-- Start of RECORDED DATA --
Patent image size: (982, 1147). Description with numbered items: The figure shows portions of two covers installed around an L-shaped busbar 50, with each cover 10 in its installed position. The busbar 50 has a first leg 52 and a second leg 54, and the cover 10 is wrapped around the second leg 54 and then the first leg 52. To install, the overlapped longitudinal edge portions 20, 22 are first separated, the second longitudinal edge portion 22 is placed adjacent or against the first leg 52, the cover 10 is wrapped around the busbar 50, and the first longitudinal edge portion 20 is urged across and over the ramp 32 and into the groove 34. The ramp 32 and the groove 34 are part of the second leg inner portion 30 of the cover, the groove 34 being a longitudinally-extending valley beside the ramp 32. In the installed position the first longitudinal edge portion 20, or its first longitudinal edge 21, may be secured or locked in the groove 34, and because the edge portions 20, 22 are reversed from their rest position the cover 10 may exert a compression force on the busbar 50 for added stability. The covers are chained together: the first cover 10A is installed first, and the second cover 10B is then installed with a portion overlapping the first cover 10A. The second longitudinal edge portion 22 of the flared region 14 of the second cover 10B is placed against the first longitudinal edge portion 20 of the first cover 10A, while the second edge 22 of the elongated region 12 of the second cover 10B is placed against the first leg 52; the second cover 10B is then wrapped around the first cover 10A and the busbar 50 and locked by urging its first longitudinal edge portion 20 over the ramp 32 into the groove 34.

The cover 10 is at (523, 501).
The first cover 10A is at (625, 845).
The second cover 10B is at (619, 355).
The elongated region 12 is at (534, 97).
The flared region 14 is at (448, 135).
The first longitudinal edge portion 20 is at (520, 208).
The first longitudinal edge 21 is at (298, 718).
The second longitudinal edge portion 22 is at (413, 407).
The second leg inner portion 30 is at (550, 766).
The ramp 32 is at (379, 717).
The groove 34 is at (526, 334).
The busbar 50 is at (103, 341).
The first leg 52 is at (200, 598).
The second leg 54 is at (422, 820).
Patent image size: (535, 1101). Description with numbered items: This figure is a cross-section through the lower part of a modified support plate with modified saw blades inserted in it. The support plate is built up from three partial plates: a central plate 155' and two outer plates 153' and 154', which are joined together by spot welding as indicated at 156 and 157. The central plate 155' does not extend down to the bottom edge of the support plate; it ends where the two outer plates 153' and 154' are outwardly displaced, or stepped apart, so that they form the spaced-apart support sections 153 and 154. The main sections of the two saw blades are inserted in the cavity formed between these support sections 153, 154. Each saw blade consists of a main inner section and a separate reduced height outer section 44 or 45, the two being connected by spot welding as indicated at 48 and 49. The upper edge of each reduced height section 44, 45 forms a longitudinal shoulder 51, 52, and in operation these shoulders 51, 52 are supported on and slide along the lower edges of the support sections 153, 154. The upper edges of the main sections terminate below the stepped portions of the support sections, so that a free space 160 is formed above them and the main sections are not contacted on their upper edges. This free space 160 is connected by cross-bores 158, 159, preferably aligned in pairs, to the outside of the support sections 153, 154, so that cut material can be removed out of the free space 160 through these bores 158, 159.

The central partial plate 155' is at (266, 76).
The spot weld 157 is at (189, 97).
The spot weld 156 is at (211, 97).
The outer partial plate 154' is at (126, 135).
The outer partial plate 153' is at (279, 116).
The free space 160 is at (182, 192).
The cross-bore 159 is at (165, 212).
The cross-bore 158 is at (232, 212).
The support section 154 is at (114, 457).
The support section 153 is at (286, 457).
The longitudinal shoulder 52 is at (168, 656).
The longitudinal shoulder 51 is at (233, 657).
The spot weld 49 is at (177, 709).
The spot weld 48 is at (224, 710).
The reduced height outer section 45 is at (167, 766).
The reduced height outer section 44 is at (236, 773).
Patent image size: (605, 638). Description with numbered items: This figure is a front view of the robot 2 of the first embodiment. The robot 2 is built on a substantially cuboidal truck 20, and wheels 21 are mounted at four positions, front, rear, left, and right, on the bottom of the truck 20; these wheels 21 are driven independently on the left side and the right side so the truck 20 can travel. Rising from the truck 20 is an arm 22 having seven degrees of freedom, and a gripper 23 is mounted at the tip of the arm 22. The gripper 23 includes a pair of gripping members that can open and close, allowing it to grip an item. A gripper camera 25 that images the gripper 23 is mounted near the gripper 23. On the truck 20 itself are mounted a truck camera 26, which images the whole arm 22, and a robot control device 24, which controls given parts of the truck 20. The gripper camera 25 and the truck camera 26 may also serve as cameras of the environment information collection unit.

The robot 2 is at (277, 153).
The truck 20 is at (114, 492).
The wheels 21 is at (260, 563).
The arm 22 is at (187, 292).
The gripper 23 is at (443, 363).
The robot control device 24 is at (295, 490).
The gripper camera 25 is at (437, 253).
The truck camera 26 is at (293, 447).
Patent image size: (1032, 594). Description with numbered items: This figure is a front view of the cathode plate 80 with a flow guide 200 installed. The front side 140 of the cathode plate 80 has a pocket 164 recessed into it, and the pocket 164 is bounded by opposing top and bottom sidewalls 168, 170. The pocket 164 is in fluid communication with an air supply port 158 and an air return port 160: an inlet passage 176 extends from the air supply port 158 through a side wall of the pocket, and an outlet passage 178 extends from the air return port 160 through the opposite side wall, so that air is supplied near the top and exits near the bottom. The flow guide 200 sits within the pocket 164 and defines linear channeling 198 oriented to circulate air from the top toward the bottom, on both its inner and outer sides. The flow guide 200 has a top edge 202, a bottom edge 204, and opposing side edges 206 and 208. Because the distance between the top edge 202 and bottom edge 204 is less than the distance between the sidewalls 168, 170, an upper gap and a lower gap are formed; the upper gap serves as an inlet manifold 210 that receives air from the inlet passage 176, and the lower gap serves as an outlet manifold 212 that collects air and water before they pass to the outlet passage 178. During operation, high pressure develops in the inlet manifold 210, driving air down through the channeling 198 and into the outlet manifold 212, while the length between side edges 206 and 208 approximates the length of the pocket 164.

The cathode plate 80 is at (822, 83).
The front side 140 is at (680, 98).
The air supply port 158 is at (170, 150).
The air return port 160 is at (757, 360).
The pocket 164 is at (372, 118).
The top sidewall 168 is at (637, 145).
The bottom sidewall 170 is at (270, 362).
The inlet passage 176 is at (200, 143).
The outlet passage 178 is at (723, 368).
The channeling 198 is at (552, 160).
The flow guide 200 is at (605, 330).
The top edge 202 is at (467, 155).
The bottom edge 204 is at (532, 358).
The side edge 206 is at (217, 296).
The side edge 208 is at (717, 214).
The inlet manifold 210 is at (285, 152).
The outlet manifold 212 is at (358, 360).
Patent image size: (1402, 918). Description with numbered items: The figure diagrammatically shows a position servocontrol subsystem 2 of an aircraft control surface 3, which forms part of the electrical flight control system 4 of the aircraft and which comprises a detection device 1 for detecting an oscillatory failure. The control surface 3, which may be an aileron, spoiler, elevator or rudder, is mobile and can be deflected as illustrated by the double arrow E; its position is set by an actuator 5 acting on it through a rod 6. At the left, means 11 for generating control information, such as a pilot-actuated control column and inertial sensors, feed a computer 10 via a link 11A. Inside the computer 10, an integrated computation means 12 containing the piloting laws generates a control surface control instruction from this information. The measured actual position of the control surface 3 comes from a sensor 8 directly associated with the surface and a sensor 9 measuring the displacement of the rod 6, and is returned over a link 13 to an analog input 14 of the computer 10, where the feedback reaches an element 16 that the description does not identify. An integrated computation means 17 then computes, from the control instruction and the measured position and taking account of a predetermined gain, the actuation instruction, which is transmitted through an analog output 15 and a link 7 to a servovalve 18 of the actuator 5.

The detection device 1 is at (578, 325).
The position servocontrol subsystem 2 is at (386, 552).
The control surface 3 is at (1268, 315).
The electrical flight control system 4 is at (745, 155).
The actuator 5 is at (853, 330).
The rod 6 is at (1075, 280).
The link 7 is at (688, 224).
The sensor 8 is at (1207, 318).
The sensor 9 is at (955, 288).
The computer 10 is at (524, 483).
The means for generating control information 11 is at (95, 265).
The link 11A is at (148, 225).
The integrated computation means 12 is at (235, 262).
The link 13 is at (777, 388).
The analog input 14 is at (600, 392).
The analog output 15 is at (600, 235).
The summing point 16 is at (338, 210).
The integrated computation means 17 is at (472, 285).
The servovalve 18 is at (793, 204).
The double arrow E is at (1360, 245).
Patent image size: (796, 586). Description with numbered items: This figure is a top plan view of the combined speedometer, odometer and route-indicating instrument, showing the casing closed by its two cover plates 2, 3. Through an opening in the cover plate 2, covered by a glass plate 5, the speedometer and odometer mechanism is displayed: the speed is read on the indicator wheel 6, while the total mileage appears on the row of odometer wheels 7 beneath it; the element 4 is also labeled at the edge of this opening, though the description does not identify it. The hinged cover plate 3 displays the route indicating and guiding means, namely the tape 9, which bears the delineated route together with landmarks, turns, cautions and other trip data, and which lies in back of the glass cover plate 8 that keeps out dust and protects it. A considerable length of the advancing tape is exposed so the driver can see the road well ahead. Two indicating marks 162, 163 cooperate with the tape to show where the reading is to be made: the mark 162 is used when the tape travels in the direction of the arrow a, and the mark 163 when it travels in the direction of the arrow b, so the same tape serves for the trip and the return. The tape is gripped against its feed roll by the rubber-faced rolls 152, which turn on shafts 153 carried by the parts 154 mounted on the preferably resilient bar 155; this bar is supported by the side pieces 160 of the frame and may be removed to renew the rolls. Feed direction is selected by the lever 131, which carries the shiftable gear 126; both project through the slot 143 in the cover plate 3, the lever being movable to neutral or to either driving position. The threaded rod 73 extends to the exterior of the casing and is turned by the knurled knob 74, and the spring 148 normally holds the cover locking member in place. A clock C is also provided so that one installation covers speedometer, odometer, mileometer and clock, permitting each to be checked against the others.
-- End of RECORDED DATA --
Output as a numbered list the lines from the one containing "Patent image size: (535, 1101)." through the one containing "The outer partial plate 154'", omitting blank lines.

THE RESULT:
1. Patent image size: (535, 1101). Description with numbered items: This figure is a cross-section through the lower part of a modified support plate with modified saw blades inserted in it. The support plate is built up from three partial plates: a central plate 155' and two outer plates 153' and 154', which are joined together by spot welding as indicated at 156 and 157. The central plate 155' does not extend down to the bottom edge of the support plate; it ends where the two outer plates 153' and 154' are outwardly displaced, or stepped apart, so that they form the spaced-apart support sections 153 and 154. The main sections of the two saw blades are inserted in the cavity formed between these support sections 153, 154. Each saw blade consists of a main inner section and a separate reduced height outer section 44 or 45, the two being connected by spot welding as indicated at 48 and 49. The upper edge of each reduced height section 44, 45 forms a longitudinal shoulder 51, 52, and in operation these shoulders 51, 52 are supported on and slide along the lower edges of the support sections 153, 154. The upper edges of the main sections terminate below the stepped portions of the support sections, so that a free space 160 is formed above them and the main sections are not contacted on their upper edges. This free space 160 is connected by cross-bores 158, 159, preferably aligned in pairs, to the outside of the support sections 153, 154, so that cut material can be removed out of the free space 160 through these bores 158, 159.
2. The central partial plate 155' is at (266, 76).
3. The spot weld 157 is at (189, 97).
4. The spot weld 156 is at (211, 97).
5. The outer partial plate 154' is at (126, 135).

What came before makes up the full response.